◆ Transcript entries for document pages:
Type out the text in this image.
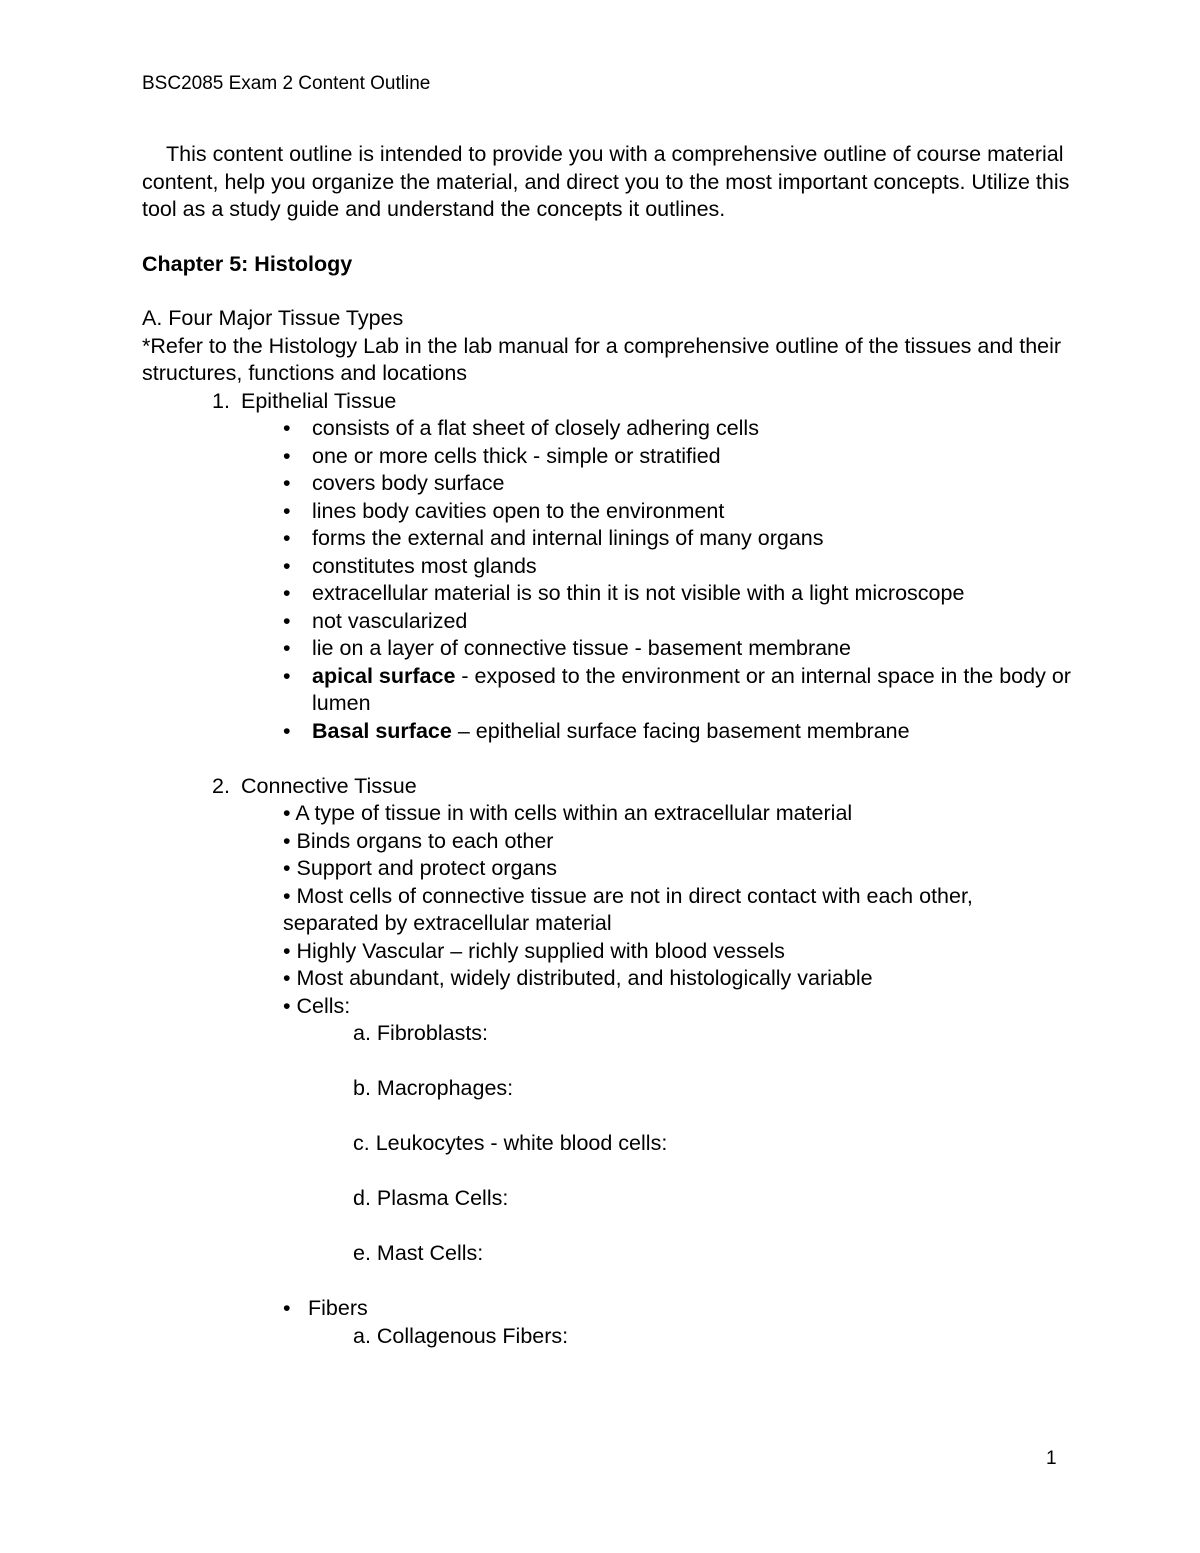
BSC2085 Exam 2 Content Outline

This content outline is intended to provide you with a comprehensive outline of course material content, help you organize the material, and direct you to the most important concepts. Utilize this tool as a study guide and understand the concepts it outlines.

Chapter 5: Histology

A. Four Major Tissue Types

*Refer to the Histology Lab in the lab manual for a comprehensive outline of the tissues and their structures, functions and locations

1. Epithelial Tissue
• consists of a flat sheet of closely adhering cells
• one or more cells thick - simple or stratified
• covers body surface
• lines body cavities open to the environment
• forms the external and internal linings of many organs
• constitutes most glands
• extracellular material is so thin it is not visible with a light microscope
• not vascularized
• lie on a layer of connective tissue - basement membrane
• apical surface - exposed to the environment or an internal space in the body or lumen
• Basal surface – epithelial surface facing basement membrane
2. Connective Tissue
• A type of tissue in with cells within an extracellular material
• Binds organs to each other
• Support and protect organs
• Most cells of connective tissue are not in direct contact with each other, separated by extracellular material
• Highly Vascular – richly supplied with blood vessels
• Most abundant, widely distributed, and histologically variable
• Cells:
a. Fibroblasts:
b. Macrophages:
c. Leukocytes - white blood cells:
d. Plasma Cells:
e. Mast Cells:
• Fibers
a. Collagenous Fibers:
1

◆ Exercise:
Print each entry precisely as written; the pictures stay out.

◆ Result for this exercise:
Type out the text in this image.
BSC2085 Exam 2 Content Outline

This content outline is intended to provide you with a comprehensive outline of course material content, help you organize the material, and direct you to the most important concepts. Utilize this tool as a study guide and understand the concepts it outlines.

Chapter 5: Histology

A. Four Major Tissue Types

*Refer to the Histology Lab in the lab manual for a comprehensive outline of the tissues and their structures, functions and locations

1. Epithelial Tissue
• consists of a flat sheet of closely adhering cells
• one or more cells thick - simple or stratified
• covers body surface
• lines body cavities open to the environment
• forms the external and internal linings of many organs
• constitutes most glands
• extracellular material is so thin it is not visible with a light microscope
• not vascularized
• lie on a layer of connective tissue - basement membrane
• apical surface - exposed to the environment or an internal space in the body or lumen
• Basal surface – epithelial surface facing basement membrane
2. Connective Tissue
• A type of tissue in with cells within an extracellular material
• Binds organs to each other
• Support and protect organs
• Most cells of connective tissue are not in direct contact with each other, separated by extracellular material
• Highly Vascular – richly supplied with blood vessels
• Most abundant, widely distributed, and histologically variable
• Cells:
a. Fibroblasts:
b. Macrophages:
c. Leukocytes - white blood cells:
d. Plasma Cells:
e. Mast Cells:
• Fibers
a. Collagenous Fibers:
1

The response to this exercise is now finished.